▶ Task to complete
Search the listing for "Extraction" and copy every line where it appears.

▶ Extracted records
--------------------

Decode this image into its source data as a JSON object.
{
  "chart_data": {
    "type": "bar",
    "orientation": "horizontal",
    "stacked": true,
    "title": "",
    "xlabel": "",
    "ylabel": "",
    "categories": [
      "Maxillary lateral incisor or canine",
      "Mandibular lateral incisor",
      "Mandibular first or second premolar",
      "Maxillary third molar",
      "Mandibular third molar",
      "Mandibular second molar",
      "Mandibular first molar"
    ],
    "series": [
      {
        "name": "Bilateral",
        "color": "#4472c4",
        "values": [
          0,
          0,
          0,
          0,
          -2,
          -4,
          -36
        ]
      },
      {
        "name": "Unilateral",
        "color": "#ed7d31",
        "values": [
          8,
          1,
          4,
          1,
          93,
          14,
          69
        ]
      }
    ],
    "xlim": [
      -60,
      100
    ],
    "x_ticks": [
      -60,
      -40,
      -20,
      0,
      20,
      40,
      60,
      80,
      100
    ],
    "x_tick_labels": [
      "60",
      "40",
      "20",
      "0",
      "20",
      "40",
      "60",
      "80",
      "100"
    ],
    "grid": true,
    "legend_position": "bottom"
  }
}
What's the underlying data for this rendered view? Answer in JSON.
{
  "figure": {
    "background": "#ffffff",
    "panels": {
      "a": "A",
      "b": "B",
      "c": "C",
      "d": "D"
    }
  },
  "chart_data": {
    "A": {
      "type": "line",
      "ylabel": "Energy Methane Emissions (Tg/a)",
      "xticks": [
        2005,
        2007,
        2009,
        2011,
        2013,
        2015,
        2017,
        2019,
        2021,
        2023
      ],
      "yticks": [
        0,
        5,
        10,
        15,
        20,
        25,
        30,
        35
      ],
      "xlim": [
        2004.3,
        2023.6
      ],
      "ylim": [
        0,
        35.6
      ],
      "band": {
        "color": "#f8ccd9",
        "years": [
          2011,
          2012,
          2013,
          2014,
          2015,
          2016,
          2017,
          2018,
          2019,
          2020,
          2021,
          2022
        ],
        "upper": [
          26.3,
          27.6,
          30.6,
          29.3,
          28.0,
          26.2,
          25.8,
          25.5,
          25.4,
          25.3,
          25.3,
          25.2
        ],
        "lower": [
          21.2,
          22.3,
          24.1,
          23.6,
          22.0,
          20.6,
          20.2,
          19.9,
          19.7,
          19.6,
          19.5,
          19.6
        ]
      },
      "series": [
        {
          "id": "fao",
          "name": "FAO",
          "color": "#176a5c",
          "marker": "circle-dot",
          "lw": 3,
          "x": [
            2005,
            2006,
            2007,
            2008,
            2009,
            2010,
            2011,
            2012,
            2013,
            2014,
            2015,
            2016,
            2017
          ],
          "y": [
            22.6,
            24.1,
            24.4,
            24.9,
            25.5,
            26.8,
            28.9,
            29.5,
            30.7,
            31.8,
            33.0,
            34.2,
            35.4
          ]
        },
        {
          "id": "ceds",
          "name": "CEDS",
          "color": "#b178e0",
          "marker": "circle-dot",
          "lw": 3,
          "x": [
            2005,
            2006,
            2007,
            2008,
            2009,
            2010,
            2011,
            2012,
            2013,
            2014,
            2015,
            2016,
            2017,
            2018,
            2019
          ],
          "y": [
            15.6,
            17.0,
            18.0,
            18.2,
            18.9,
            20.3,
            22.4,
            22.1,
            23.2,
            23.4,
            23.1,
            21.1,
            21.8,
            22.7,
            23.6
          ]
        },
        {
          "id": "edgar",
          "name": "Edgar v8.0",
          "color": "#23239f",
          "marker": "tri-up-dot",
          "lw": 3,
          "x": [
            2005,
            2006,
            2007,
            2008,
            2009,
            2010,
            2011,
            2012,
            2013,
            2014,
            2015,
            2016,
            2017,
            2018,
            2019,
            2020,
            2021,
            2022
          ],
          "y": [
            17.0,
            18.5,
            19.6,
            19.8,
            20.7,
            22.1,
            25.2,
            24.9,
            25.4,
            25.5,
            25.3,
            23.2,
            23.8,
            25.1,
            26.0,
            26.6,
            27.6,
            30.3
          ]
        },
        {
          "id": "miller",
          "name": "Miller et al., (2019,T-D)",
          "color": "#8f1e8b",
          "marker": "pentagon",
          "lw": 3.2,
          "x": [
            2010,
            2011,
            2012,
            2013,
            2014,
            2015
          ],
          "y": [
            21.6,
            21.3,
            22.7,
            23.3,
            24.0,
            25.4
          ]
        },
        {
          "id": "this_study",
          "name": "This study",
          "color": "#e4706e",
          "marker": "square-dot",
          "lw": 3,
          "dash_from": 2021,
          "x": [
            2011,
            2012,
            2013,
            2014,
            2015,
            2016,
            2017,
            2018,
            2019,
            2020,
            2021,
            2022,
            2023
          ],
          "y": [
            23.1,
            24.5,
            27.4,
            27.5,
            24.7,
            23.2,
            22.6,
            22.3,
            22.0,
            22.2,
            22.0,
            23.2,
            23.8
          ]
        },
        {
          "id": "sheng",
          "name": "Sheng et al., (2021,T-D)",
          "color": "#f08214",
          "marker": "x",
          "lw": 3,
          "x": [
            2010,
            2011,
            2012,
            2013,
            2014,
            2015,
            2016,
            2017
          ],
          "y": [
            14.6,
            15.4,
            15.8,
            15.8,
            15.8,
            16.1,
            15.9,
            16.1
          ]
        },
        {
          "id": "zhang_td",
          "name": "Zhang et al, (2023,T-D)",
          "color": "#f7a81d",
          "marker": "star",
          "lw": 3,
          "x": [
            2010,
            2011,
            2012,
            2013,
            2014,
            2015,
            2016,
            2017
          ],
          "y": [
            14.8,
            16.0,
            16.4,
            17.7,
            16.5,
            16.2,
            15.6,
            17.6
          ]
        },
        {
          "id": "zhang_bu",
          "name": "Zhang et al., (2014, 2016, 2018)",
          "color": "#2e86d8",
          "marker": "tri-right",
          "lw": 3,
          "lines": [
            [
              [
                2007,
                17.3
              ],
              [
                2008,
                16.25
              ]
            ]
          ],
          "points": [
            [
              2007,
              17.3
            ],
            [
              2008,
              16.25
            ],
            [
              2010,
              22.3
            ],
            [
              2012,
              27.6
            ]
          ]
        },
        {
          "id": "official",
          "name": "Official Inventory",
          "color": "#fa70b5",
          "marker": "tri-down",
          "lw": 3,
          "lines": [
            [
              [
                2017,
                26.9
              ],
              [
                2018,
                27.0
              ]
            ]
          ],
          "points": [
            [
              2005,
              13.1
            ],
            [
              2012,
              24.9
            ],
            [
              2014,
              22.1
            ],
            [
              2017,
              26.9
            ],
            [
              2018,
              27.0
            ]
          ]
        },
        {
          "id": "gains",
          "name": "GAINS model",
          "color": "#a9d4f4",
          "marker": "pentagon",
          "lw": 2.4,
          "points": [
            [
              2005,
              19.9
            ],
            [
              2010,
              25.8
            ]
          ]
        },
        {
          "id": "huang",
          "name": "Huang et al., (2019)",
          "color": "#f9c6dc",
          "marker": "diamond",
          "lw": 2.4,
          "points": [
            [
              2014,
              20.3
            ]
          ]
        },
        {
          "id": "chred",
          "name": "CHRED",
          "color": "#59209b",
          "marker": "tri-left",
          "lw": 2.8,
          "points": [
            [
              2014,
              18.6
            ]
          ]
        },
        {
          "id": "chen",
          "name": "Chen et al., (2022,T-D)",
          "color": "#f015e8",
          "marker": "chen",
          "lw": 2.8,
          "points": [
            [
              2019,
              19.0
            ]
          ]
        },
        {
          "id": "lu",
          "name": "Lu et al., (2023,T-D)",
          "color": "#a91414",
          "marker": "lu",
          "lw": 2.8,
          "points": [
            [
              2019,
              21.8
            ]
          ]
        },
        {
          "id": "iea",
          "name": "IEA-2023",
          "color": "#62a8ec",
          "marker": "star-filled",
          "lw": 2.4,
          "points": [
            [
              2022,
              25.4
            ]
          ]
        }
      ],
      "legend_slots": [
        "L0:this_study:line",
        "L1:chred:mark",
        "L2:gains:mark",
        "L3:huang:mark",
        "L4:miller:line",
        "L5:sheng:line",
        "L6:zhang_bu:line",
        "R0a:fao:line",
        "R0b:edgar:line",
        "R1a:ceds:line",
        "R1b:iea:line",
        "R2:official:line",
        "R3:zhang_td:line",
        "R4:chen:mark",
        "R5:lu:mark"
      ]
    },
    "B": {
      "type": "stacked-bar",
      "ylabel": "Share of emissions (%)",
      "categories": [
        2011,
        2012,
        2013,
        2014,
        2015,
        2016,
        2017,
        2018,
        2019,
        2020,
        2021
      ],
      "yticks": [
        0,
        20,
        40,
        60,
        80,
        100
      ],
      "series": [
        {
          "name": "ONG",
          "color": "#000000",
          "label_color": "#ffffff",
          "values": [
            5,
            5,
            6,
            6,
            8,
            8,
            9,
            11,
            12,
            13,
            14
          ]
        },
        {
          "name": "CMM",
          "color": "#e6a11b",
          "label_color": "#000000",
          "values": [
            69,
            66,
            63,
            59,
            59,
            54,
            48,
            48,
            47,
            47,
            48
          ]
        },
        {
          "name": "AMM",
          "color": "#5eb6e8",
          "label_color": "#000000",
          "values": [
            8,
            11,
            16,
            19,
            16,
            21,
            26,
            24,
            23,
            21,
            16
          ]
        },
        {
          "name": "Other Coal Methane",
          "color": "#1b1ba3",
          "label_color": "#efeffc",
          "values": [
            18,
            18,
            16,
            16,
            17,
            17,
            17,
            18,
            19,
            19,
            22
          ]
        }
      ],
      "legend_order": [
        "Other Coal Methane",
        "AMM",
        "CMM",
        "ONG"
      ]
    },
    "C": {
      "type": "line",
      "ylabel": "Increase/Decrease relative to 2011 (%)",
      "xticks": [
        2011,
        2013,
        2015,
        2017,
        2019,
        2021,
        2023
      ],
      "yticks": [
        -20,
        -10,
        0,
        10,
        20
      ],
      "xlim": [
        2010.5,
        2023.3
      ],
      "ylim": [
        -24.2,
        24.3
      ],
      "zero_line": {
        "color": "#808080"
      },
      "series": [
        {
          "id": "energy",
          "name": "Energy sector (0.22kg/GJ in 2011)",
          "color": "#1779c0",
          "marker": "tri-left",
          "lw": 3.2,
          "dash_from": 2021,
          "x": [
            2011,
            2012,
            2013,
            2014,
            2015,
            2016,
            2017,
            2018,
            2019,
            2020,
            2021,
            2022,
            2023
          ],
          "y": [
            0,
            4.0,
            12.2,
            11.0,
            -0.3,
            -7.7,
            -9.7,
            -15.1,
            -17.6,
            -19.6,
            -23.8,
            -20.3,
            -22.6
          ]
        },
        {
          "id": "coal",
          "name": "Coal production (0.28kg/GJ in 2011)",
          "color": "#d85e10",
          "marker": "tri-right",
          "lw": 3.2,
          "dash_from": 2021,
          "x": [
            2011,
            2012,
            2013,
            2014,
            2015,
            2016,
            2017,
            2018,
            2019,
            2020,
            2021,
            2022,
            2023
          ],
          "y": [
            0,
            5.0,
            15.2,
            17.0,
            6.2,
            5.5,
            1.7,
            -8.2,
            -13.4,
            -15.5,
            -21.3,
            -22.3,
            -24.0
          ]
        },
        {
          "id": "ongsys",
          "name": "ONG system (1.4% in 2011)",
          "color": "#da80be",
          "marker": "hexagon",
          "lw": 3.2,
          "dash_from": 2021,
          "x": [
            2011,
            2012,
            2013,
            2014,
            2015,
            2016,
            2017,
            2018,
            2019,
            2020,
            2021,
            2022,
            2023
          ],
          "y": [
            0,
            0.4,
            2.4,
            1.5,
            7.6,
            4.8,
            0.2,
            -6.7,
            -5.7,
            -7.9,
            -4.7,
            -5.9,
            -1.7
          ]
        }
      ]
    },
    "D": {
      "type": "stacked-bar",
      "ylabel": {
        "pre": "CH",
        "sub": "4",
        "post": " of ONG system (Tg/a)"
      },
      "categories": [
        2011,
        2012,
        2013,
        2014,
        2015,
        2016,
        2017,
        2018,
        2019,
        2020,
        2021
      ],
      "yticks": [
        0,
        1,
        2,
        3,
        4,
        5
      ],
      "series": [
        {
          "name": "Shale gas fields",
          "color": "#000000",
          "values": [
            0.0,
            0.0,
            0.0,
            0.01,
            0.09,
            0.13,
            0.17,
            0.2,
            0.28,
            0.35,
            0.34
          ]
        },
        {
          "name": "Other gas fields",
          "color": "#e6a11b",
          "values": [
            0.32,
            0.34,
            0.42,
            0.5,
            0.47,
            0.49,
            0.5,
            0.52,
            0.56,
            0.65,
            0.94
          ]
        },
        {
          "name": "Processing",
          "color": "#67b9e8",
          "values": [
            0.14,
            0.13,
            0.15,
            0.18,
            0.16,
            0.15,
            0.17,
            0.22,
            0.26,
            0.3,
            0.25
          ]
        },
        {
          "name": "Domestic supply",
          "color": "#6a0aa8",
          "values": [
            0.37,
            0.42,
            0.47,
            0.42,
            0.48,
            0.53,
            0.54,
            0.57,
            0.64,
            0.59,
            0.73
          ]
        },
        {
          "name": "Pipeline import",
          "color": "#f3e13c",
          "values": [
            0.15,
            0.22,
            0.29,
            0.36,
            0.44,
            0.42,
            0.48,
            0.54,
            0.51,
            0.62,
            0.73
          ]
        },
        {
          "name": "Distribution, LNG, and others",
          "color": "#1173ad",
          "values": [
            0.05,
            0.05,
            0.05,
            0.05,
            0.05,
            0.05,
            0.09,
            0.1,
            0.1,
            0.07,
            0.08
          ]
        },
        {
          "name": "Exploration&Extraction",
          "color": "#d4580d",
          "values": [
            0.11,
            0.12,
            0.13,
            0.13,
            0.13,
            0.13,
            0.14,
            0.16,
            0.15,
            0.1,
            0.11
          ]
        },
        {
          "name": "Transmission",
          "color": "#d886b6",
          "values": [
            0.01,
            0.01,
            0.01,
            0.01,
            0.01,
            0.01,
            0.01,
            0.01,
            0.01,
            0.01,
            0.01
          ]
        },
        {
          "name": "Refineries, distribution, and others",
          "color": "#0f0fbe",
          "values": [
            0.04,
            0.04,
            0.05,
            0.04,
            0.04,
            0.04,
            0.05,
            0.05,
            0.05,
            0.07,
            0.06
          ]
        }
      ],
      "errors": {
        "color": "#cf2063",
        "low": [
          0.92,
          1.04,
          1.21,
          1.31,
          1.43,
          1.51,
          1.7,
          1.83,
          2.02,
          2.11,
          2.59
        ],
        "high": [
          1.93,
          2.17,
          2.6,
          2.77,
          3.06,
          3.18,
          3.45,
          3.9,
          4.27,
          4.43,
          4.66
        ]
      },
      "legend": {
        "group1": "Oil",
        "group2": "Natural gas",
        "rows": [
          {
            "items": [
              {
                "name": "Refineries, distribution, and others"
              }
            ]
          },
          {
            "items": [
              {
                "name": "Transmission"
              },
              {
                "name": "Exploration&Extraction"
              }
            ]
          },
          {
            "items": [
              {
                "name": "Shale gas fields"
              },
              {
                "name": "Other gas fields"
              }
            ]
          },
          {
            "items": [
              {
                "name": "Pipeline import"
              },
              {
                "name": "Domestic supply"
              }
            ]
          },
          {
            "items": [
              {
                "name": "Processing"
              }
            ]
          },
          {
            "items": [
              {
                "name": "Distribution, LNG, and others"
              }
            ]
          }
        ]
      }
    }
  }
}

--------------------

▶ Problem solution
          "name": "Exploration&Extraction",
                "name": "Exploration&Extraction"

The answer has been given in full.